Consigne: Mettez à jour le passage de l'extrait d'entretien compris entre "ES – Il s’agit" et "de plusieurs personnes.", bornes incluses, en remplaçant "personnages" par "protagonistes".

ES – Il s’agit d’une artiste du mime et du geste, comme je le suis. La première écriture s’est faite il y a deux ans, en italien, après 30 ans de silence. De sueur et de silence. J’ai eu envie de raconter en quoi consistait ce silence, de retraverser ce parcours et de rire de moi, aussi… On y trouve le burlesque, le grinçant. J’ai mis face à face deux personnages: l’un voudrait parler et l’autre voudrait montrer ce qu’est le silence.

VD – Pour La Parole du Silence, vous vous êtes entourée de plusieurs personnes.
ES – Je me suis entourée de Francesca Lo Bue, diplômée de l’École Lecoq, qui a un œil pertinent. Egalement d’Aurelia Bartolomé, une artiste, pédagogue et metteuse-en-scène ; elle m’a aidée lorsque la pièce a été reprise une première fois en français. Il y a aussi Maxime Nourissat, mon collaborateur artistique. Et la famille, inconsciemment ou indirectement. Enfin, il y a le metteur en scène : Eugenio Allegri, un grand bonhomme, un Maestro aussi! C’est pour lui qu’Alessandro Baricco a écrit Novecento (NDLR Actuellement interprété par André Dussolier à Paris, au théâtre Montparnasse).

Extraits de données:
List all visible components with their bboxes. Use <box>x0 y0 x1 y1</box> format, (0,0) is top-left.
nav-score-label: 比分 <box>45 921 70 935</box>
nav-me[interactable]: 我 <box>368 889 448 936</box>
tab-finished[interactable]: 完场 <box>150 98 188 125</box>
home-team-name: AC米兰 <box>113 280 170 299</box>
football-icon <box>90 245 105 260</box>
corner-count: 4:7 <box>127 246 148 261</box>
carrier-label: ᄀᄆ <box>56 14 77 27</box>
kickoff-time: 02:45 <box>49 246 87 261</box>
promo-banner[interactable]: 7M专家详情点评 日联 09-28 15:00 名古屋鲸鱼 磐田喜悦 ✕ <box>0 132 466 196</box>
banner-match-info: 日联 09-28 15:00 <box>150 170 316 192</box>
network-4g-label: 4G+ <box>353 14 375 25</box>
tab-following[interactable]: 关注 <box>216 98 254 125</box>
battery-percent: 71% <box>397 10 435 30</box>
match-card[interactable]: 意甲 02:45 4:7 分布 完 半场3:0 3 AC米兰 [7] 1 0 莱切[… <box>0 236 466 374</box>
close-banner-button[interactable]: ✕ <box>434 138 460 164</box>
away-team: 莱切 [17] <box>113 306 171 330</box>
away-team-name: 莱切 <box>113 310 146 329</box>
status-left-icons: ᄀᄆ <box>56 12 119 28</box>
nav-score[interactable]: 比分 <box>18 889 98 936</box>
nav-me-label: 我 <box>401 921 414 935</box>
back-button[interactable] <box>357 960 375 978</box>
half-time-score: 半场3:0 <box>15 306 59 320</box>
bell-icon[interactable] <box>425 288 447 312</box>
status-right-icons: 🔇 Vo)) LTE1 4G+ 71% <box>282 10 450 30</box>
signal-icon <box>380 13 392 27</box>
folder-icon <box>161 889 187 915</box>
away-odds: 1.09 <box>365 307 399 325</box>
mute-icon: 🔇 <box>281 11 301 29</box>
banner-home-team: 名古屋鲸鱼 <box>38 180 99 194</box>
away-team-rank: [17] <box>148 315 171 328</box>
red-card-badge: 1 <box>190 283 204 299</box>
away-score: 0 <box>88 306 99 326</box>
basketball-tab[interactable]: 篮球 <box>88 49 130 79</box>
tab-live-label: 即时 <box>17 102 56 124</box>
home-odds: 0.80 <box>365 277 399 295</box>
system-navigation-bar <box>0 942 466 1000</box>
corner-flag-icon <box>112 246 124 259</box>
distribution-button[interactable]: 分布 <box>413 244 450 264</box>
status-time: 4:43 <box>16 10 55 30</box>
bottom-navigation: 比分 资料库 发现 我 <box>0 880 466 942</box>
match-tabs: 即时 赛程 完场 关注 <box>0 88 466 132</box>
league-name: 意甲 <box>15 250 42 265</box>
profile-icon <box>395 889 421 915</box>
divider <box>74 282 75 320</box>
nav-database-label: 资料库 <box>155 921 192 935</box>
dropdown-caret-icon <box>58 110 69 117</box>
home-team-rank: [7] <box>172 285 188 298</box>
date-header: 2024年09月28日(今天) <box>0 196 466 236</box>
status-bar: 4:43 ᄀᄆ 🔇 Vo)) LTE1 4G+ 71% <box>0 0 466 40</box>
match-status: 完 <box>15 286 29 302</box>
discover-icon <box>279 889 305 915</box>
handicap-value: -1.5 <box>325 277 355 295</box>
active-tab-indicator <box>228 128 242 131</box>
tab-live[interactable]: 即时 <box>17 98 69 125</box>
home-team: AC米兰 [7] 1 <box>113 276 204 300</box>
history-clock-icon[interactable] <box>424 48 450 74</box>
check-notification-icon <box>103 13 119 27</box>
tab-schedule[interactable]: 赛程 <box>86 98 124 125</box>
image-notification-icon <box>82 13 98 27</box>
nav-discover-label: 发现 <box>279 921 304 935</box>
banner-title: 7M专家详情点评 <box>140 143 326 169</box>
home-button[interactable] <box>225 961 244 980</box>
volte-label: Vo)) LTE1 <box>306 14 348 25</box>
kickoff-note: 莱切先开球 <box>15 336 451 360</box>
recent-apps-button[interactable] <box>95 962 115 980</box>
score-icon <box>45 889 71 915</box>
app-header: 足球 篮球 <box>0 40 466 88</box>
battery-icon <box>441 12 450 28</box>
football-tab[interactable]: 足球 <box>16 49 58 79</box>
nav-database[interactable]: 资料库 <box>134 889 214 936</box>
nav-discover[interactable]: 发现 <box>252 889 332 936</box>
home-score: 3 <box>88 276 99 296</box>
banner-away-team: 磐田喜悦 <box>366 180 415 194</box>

Réponse:
ES – Il s’agit d’une artiste du mime et du geste, comme je le suis. La première écriture s’est faite il y a deux ans, en italien, après 30 ans de silence. De sueur et de silence. J’ai eu envie de raconter en quoi consistait ce silence, de retraverser ce parcours et de rire de moi, aussi… On y trouve le burlesque, le grinçant. J’ai mis face à face deux protagonistes: l’un voudrait parler et l’autre voudrait montrer ce qu’est le silence.

VD – Pour La Parole du Silence, vous vous êtes entourée de plusieurs personnes.